**GOAL OF THE EXERCISE:** Search the data for the word "JSON" and copy every line that contains it.

------ SUPPLIED ENTRIES

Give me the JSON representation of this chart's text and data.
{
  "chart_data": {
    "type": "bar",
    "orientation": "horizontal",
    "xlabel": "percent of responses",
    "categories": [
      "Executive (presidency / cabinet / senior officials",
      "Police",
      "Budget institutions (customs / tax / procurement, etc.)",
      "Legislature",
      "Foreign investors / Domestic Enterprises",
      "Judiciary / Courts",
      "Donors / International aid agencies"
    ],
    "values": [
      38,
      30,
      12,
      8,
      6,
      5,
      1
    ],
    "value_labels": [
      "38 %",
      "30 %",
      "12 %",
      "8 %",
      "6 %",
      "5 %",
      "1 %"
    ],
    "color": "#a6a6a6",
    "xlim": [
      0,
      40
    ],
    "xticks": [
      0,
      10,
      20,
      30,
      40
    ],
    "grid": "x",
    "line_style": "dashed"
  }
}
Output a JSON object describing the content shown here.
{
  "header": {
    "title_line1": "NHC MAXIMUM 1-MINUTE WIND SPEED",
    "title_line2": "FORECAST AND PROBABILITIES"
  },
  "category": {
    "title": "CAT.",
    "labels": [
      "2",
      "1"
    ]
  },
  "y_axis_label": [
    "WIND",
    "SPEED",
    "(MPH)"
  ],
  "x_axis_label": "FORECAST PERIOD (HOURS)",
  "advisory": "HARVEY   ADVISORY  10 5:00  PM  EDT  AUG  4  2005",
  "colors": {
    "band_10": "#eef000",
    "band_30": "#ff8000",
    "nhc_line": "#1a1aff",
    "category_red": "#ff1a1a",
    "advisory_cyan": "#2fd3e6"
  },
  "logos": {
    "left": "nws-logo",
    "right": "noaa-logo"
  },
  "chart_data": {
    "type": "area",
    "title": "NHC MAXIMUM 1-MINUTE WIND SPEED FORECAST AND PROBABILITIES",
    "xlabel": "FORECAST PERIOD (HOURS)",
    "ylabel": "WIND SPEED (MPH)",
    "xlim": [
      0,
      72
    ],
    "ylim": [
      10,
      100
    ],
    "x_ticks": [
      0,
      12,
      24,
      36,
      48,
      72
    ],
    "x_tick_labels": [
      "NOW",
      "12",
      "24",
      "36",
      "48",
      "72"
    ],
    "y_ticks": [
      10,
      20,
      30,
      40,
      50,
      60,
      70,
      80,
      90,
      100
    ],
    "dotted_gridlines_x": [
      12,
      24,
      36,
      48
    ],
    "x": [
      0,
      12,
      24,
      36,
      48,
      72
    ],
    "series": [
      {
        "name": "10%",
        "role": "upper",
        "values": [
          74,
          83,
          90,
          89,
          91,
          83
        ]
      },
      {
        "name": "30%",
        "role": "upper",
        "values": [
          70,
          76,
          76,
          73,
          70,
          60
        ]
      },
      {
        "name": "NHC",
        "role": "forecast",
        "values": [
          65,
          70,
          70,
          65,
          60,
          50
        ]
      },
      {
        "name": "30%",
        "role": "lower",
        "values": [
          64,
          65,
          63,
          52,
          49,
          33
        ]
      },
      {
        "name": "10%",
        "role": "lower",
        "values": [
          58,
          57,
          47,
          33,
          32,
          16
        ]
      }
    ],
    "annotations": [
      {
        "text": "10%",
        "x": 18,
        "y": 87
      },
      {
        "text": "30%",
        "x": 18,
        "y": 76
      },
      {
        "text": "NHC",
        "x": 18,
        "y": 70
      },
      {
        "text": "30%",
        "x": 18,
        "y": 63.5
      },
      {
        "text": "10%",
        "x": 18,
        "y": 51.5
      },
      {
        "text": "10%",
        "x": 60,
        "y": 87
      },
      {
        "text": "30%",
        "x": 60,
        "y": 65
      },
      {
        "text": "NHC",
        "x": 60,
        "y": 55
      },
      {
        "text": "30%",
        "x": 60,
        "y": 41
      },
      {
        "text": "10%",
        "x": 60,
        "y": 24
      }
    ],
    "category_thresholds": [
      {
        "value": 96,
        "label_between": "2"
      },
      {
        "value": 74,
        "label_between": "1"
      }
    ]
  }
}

------------

**EXERCISE RESPONSE:**
Give me the JSON representation of this chart's text and data.
Output a JSON object describing the content shown here.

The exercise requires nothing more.